(begin)
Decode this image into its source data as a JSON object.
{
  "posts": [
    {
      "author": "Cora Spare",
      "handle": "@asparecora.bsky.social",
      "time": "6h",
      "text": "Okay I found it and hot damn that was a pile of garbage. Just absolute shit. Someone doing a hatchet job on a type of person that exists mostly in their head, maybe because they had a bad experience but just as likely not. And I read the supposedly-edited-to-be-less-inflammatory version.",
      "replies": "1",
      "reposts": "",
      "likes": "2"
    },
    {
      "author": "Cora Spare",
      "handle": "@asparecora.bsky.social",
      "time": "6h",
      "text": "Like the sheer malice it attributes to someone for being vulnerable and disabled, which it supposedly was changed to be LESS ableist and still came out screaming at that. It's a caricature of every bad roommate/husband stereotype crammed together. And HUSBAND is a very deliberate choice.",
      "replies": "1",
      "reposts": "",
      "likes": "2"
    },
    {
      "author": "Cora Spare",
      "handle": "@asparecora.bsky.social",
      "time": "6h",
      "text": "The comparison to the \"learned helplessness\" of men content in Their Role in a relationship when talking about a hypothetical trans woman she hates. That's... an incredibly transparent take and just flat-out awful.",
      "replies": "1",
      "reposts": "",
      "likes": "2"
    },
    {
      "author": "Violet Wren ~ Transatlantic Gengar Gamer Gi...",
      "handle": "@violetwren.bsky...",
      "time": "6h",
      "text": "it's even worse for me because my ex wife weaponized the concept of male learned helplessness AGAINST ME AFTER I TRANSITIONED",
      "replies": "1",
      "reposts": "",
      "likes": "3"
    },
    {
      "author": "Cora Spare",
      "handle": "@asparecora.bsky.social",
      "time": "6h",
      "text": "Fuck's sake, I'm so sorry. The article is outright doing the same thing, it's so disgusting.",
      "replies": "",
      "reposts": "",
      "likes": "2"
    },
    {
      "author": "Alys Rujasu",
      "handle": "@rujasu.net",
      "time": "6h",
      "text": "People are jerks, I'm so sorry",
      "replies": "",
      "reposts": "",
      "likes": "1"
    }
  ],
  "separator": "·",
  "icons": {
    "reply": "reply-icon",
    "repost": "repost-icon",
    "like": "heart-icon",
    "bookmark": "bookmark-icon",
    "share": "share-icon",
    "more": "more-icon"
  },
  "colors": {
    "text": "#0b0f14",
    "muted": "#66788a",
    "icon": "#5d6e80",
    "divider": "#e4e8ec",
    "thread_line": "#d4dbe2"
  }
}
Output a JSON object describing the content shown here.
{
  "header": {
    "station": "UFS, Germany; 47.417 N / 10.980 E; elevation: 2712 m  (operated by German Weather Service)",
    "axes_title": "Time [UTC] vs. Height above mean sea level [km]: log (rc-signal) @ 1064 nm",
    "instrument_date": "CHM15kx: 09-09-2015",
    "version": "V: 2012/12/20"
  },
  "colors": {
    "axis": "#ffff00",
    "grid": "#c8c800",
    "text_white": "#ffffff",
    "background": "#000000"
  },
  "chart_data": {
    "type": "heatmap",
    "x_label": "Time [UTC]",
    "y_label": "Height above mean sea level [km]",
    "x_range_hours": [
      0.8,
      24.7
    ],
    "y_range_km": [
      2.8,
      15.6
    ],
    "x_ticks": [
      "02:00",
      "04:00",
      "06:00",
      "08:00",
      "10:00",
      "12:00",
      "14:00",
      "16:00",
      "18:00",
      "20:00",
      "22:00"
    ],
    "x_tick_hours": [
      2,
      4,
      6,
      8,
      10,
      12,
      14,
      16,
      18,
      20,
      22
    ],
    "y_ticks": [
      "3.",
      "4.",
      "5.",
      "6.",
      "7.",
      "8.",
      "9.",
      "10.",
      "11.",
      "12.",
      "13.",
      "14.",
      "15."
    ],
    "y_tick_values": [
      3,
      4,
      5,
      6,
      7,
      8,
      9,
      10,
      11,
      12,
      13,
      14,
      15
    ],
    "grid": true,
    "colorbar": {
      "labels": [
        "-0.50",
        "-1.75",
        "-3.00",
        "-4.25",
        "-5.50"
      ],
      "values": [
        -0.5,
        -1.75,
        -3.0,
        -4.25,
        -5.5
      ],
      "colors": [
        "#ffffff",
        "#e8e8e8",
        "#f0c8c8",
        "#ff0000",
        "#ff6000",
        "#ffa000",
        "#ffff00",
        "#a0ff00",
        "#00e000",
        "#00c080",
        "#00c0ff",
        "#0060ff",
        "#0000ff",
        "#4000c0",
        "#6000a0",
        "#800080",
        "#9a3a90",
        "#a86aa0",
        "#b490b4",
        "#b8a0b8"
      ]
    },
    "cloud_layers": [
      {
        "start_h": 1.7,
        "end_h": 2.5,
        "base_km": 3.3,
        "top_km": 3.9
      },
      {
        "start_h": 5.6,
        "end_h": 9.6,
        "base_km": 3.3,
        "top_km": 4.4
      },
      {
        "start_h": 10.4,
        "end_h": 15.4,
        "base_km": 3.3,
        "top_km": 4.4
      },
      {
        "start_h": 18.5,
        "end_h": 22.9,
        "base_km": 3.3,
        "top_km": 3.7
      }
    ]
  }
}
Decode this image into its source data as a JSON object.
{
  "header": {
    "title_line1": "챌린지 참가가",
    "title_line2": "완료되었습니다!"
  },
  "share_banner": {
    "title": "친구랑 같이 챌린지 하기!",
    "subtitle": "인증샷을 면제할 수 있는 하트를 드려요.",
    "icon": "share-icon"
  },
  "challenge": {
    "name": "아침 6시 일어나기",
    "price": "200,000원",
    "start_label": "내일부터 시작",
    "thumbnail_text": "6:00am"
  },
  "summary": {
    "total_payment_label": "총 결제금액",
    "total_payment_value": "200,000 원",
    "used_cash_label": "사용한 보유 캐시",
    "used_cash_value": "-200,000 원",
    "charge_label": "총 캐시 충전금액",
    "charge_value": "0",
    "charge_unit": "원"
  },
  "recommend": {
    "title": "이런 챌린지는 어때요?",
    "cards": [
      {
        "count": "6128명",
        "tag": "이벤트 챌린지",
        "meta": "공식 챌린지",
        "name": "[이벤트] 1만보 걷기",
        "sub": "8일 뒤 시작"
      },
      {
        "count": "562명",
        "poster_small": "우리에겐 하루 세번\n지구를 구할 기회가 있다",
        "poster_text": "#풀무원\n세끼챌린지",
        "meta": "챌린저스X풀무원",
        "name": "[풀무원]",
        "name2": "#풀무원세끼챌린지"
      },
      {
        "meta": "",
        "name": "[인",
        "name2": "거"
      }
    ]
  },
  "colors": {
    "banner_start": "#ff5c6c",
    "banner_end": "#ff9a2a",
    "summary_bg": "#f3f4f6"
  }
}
(end)
--- GOAL OF THE EXERCISE ---
Copy all of the material word for word.

--- REPLY TO THE TASK ---
Decode this image into its source data as a JSON object.
{
  "posts": [
    {
      "author": "Cora Spare",
      "handle": "@asparecora.bsky.social",
      "time": "6h",
      "text": "Okay I found it and hot damn that was a pile of garbage. Just absolute shit. Someone doing a hatchet job on a type of person that exists mostly in their head, maybe because they had a bad experience but just as likely not. And I read the supposedly-edited-to-be-less-inflammatory version.",
      "replies": "1",
      "reposts": "",
      "likes": "2"
    },
    {
      "author": "Cora Spare",
      "handle": "@asparecora.bsky.social",
      "time": "6h",
      "text": "Like the sheer malice it attributes to someone for being vulnerable and disabled, which it supposedly was changed to be LESS ableist and still came out screaming at that. It's a caricature of every bad roommate/husband stereotype crammed together. And HUSBAND is a very deliberate choice.",
      "replies": "1",
      "reposts": "",
      "likes": "2"
    },
    {
      "author": "Cora Spare",
      "handle": "@asparecora.bsky.social",
      "time": "6h",
      "text": "The comparison to the \"learned helplessness\" of men content in Their Role in a relationship when talking about a hypothetical trans woman she hates. That's... an incredibly transparent take and just flat-out awful.",
      "replies": "1",
      "reposts": "",
      "likes": "2"
    },
    {
      "author": "Violet Wren ~ Transatlantic Gengar Gamer Gi...",
      "handle": "@violetwren.bsky...",
      "time": "6h",
      "text": "it's even worse for me because my ex wife weaponized the concept of male learned helplessness AGAINST ME AFTER I TRANSITIONED",
      "replies": "1",
      "reposts": "",
      "likes": "3"
    },
    {
      "author": "Cora Spare",
      "handle": "@asparecora.bsky.social",
      "time": "6h",
      "text": "Fuck's sake, I'm so sorry. The article is outright doing the same thing, it's so disgusting.",
      "replies": "",
      "reposts": "",
      "likes": "2"
    },
    {
      "author": "Alys Rujasu",
      "handle": "@rujasu.net",
      "time": "6h",
      "text": "People are jerks, I'm so sorry",
      "replies": "",
      "reposts": "",
      "likes": "1"
    }
  ],
  "separator": "·",
  "icons": {
    "reply": "reply-icon",
    "repost": "repost-icon",
    "like": "heart-icon",
    "bookmark": "bookmark-icon",
    "share": "share-icon",
    "more": "more-icon"
  },
  "colors": {
    "text": "#0b0f14",
    "muted": "#66788a",
    "icon": "#5d6e80",
    "divider": "#e4e8ec",
    "thread_line": "#d4dbe2"
  }
}
Output a JSON object describing the content shown here.
{
  "header": {
    "station": "UFS, Germany; 47.417 N / 10.980 E; elevation: 2712 m  (operated by German Weather Service)",
    "axes_title": "Time [UTC] vs. Height above mean sea level [km]: log (rc-signal) @ 1064 nm",
    "instrument_date": "CHM15kx: 09-09-2015",
    "version": "V: 2012/12/20"
  },
  "colors": {
    "axis": "#ffff00",
    "grid": "#c8c800",
    "text_white": "#ffffff",
    "background": "#000000"
  },
  "chart_data": {
    "type": "heatmap",
    "x_label": "Time [UTC]",
    "y_label": "Height above mean sea level [km]",
    "x_range_hours": [
      0.8,
      24.7
    ],
    "y_range_km": [
      2.8,
      15.6
    ],
    "x_ticks": [
      "02:00",
      "04:00",
      "06:00",
      "08:00",
      "10:00",
      "12:00",
      "14:00",
      "16:00",
      "18:00",
      "20:00",
      "22:00"
    ],
    "x_tick_hours": [
      2,
      4,
      6,
      8,
      10,
      12,
      14,
      16,
      18,
      20,
      22
    ],
    "y_ticks": [
      "3.",
      "4.",
      "5.",
      "6.",
      "7.",
      "8.",
      "9.",
      "10.",
      "11.",
      "12.",
      "13.",
      "14.",
      "15."
    ],
    "y_tick_values": [
      3,
      4,
      5,
      6,
      7,
      8,
      9,
      10,
      11,
      12,
      13,
      14,
      15
    ],
    "grid": true,
    "colorbar": {
      "labels": [
        "-0.50",
        "-1.75",
        "-3.00",
        "-4.25",
        "-5.50"
      ],
      "values": [
        -0.5,
        -1.75,
        -3.0,
        -4.25,
        -5.5
      ],
      "colors": [
        "#ffffff",
        "#e8e8e8",
        "#f0c8c8",
        "#ff0000",
        "#ff6000",
        "#ffa000",
        "#ffff00",
        "#a0ff00",
        "#00e000",
        "#00c080",
        "#00c0ff",
        "#0060ff",
        "#0000ff",
        "#4000c0",
        "#6000a0",
        "#800080",
        "#9a3a90",
        "#a86aa0",
        "#b490b4",
        "#b8a0b8"
      ]
    },
    "cloud_layers": [
      {
        "start_h": 1.7,
        "end_h": 2.5,
        "base_km": 3.3,
        "top_km": 3.9
      },
      {
        "start_h": 5.6,
        "end_h": 9.6,
        "base_km": 3.3,
        "top_km": 4.4
      },
      {
        "start_h": 10.4,
        "end_h": 15.4,
        "base_km": 3.3,
        "top_km": 4.4
      },
      {
        "start_h": 18.5,
        "end_h": 22.9,
        "base_km": 3.3,
        "top_km": 3.7
      }
    ]
  }
}
Decode this image into its source data as a JSON object.
{
  "header": {
    "title_line1": "챌린지 참가가",
    "title_line2": "완료되었습니다!"
  },
  "share_banner": {
    "title": "친구랑 같이 챌린지 하기!",
    "subtitle": "인증샷을 면제할 수 있는 하트를 드려요.",
    "icon": "share-icon"
  },
  "challenge": {
    "name": "아침 6시 일어나기",
    "price": "200,000원",
    "start_label": "내일부터 시작",
    "thumbnail_text": "6:00am"
  },
  "summary": {
    "total_payment_label": "총 결제금액",
    "total_payment_value": "200,000 원",
    "used_cash_label": "사용한 보유 캐시",
    "used_cash_value": "-200,000 원",
    "charge_label": "총 캐시 충전금액",
    "charge_value": "0",
    "charge_unit": "원"
  },
  "recommend": {
    "title": "이런 챌린지는 어때요?",
    "cards": [
      {
        "count": "6128명",
        "tag": "이벤트 챌린지",
        "meta": "공식 챌린지",
        "name": "[이벤트] 1만보 걷기",
        "sub": "8일 뒤 시작"
      },
      {
        "count": "562명",
        "poster_small": "우리에겐 하루 세번\n지구를 구할 기회가 있다",
        "poster_text": "#풀무원\n세끼챌린지",
        "meta": "챌린저스X풀무원",
        "name": "[풀무원]",
        "name2": "#풀무원세끼챌린지"
      },
      {
        "meta": "",
        "name": "[인",
        "name2": "거"
      }
    ]
  },
  "colors": {
    "banner_start": "#ff5c6c",
    "banner_end": "#ff9a2a",
    "summary_bg": "#f3f4f6"
  }
}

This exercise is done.